L’appel à communication émet l’hypothèse d’une chaine communicationnelle qui traverserait au moins deux domaines et qui met en jeu des individus aux compétences diverses : de l’acte créatif à celui de la consommation ; on passe ainsi d’une logique plus ou moins artistique, ou artisanale, à une logique de marché. Les deux termes mis en regard ne relèvent pas du même champ lexical. Le premier est plus souvent opposé à celui de « réception », tandis que le second s’oppose à celui de production.
Le choix de ces termes suppose que l’on considère que les objets numériques sont soumis à une logique de marché liée aux industries culturelles (telles que le cinéma, l’édition, etc.). En même temps, cela suppose que les compétences sont séparées en fonction des individus, qu’il y a un processus d’échange impliquant des personnes à chaque bout de la chaine. Ce parti-pris est finalement un axe fertile pour questionner les mutations culturelles profondes qui sont en jeu avec les objets numériques. De fait, de la création à la consommation, c’est finalement la question des usages des objets numériques qui est cœur de cet appel et qui va être le point de départ de notre réflexion.
Pour ce faire, nous prendrons deux exemples d’usages, le premier lié à la compétence créative, mais dans un secteur marchand sous-tendu par une logique économique réelle : la publication de petites annonces originales sur le site Le Bon Coin. La compétence rédactionnelle, créative, renouvèle la forme de la petite annonce par le biais de la mise en récit de soi ou d’un objet. Le processus de narrativisation contribue ainsi à l’identification du lecteur, à l’acquisition d’une réputation pour « l’auteur » et au développement du sentiment de communauté. Dans la mesure où ces annonces obtiennent un réel succès, d’estime et économique, cela signale la valeur économique et marketing de la compétence rédactionnelle.
Le second exemple concerne cette fois l’aspect consommation, mais dans une dimension proprement culturelle d’acquisition du savoir et de divertissement, c’est la figure émergente du lecteur-consommateur, qui vient se substituer au lecteur-braconneur de Certeau. A partir de l’examen de nouvelles pratiques de lecture, et d’appropriation culturelle, nous verrons que le lecteur-consommateur opère un travail de co-construction du sens, voire du dispositif textuel (de l’architexte pour reprendre le terme de Valérie Jeanne-Perrier), dans une conception quasi éditoriale du web.
•••
CONSIGNE ÉCRITE A: Dans le passage, sur quel site paraissent les petites annonces originales retenues comme premier exemple ?
Le passage et les entrées proviennent de sources distinctes.

Relevés de boîtes d'éléments:
•••
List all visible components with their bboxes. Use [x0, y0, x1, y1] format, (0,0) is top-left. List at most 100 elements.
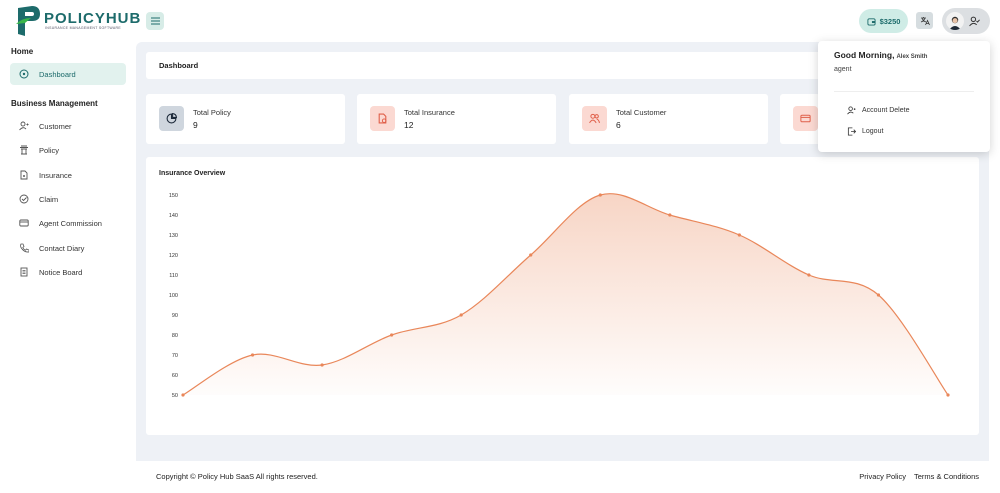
y-tick-label: 70: [172, 353, 178, 359]
translate-icon: [920, 16, 930, 25]
y-tick-label: 90: [172, 313, 178, 319]
policy-stat-icon: [159, 106, 184, 131]
data-point[interactable]: [876, 293, 881, 297]
series-area: [183, 193, 948, 395]
sidebar-item-label: Notice Board: [39, 267, 83, 277]
data-point[interactable]: [250, 353, 255, 357]
breadcrumb-title: Dashboard: [159, 61, 199, 70]
stat-card-total-policy: Total Policy 9: [146, 94, 345, 144]
logout-menu-item[interactable]: Logout: [847, 127, 883, 136]
sidebar-item-customer[interactable]: Customer: [10, 115, 126, 137]
user-check-icon: [969, 16, 980, 26]
hamburger-icon: [150, 17, 160, 25]
stat-label: Total Policy: [193, 108, 231, 117]
wallet-icon: [867, 17, 876, 26]
check-circle-icon: [19, 194, 29, 204]
stat-card-total-insurance: Total Insurance 12: [357, 94, 556, 144]
users-stat-icon: [582, 106, 607, 131]
data-point[interactable]: [668, 213, 672, 217]
stat-card-total-customer: Total Customer 6: [569, 94, 768, 144]
user-plus-icon: [19, 121, 29, 131]
sidebar-item-policy[interactable]: Policy: [10, 139, 126, 161]
insurance-overview-chart: 50 60 70 80 90 100 110 120 130 140 150: [169, 193, 950, 399]
wallet-balance-button[interactable]: $3250: [859, 9, 908, 33]
sidebar-item-contact-diary[interactable]: Contact Diary: [10, 237, 126, 259]
y-tick-label: 100: [169, 293, 178, 299]
sidebar-item-label: Policy: [39, 145, 60, 155]
avatar: [946, 12, 964, 30]
footer-copyright: Copyright © Policy Hub SaaS All rights r…: [156, 472, 318, 481]
sidebar-item-label: Agent Commission: [39, 218, 102, 228]
y-tick-label: 130: [169, 233, 178, 239]
dashboard-icon: [19, 69, 29, 79]
series-line: [182, 193, 949, 396]
data-point[interactable]: [946, 393, 950, 397]
sidebar: POLICYHUB INSURANCE MANAGEMENT SOFTWARE …: [0, 0, 140, 493]
language-button[interactable]: [916, 12, 933, 29]
privacy-policy-link[interactable]: Privacy Policy: [859, 472, 906, 481]
balance-amount: $3250: [879, 16, 901, 26]
data-point[interactable]: [390, 333, 394, 337]
chart-title: Insurance Overview: [159, 170, 226, 177]
menu-item-label: Account Delete: [862, 107, 910, 114]
sidebar-section-home: Home: [11, 47, 34, 56]
logout-icon: [847, 127, 856, 136]
account-delete-menu-item[interactable]: Account Delete: [847, 106, 909, 115]
y-tick-label: 80: [172, 333, 178, 339]
y-tick-label: 150: [169, 193, 178, 199]
y-tick-label: 140: [169, 213, 178, 219]
sidebar-item-label: Insurance: [39, 170, 72, 180]
user-role: agent: [834, 66, 852, 73]
insurance-overview-card: Insurance Overview 50 60 70 80 90 100 110 120 13…: [146, 157, 979, 435]
stat-label: Total Insurance: [404, 108, 455, 117]
sidebar-item-claim[interactable]: Claim: [10, 188, 126, 210]
data-point[interactable]: [807, 273, 811, 277]
terms-link[interactable]: Terms & Conditions: [913, 472, 979, 481]
data-point[interactable]: [320, 363, 324, 367]
data-point[interactable]: [598, 193, 602, 197]
logo-subtitle: INSURANCE MANAGEMENT SOFTWARE: [45, 26, 121, 30]
data-point[interactable]: [181, 393, 185, 397]
y-tick-label: 60: [172, 373, 178, 379]
sidebar-item-label: Dashboard: [39, 69, 76, 79]
menu-toggle-button[interactable]: [146, 12, 164, 30]
stat-value: 9: [193, 120, 198, 130]
sidebar-item-agent-commission[interactable]: Agent Commission: [10, 212, 126, 234]
user-remove-icon: [847, 106, 856, 115]
insurance-icon: [19, 170, 29, 180]
data-point[interactable]: [459, 313, 463, 317]
data-point[interactable]: [529, 253, 533, 257]
sidebar-item-label: Contact Diary: [39, 243, 85, 253]
greeting-text: Good Morning,: [834, 50, 895, 60]
logo-title: POLICYHUB: [44, 10, 142, 27]
stat-value: 6: [616, 120, 621, 130]
data-point[interactable]: [737, 233, 741, 237]
sidebar-item-notice-board[interactable]: Notice Board: [10, 261, 126, 283]
credit-card-icon: [19, 218, 29, 228]
user-menu-button[interactable]: [942, 8, 990, 34]
notice-icon: [19, 267, 29, 277]
stat-label: Total Customer: [616, 108, 667, 117]
divider: [834, 91, 974, 92]
avatar-image: [949, 16, 961, 30]
y-tick-label: 120: [169, 253, 178, 259]
footer-links: Privacy Policy Terms & Conditions: [859, 472, 979, 481]
logo[interactable]: POLICYHUB INSURANCE MANAGEMENT SOFTWARE: [14, 4, 140, 38]
sidebar-item-dashboard[interactable]: Dashboard: [10, 63, 126, 85]
sidebar-item-insurance[interactable]: Insurance: [10, 164, 126, 186]
insurance-stat-icon: [370, 106, 395, 131]
logo-mark: [16, 6, 40, 36]
policy-icon: [19, 145, 29, 155]
menu-item-label: Logout: [862, 128, 884, 135]
sidebar-section-business: Business Management: [11, 99, 98, 108]
stat-card-fourth: [780, 94, 820, 144]
card-stat-icon: [793, 106, 818, 131]
sidebar-item-label: Customer: [39, 121, 72, 131]
stat-value: 12: [404, 120, 414, 130]
sidebar-item-label: Claim: [39, 194, 59, 204]
y-tick-label: 110: [169, 273, 178, 279]
phone-icon: [19, 243, 29, 253]
user-name: Alex Smith: [896, 54, 928, 60]
y-tick-label: 50: [172, 393, 178, 399]
greeting: Good Morning, Alex Smith: [834, 50, 927, 60]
•••
CONSIGNE ÉCRITE B: Recopiez les entrées à partir de la ligne contenant « y-tick-label: 70: [172, 353, 178, 359] » jusqu'à celle contenant « sidebar-item-label: Notice Board: [39, 267, 83, 277] », ces deux lignes comprises.

RÉSULTAT ATTENDU A: Sur le site Le Bon Coin.

RÉSULTAT ATTENDU B:
y-tick-label: 70: [172, 353, 178, 359]
translate-icon: [920, 16, 930, 25]
y-tick-label: 90: [172, 313, 178, 319]
policy-stat-icon: [159, 106, 184, 131]
data-point[interactable]: [876, 293, 881, 297]
series-area: [183, 193, 948, 395]
sidebar-item-label: Notice Board: [39, 267, 83, 277]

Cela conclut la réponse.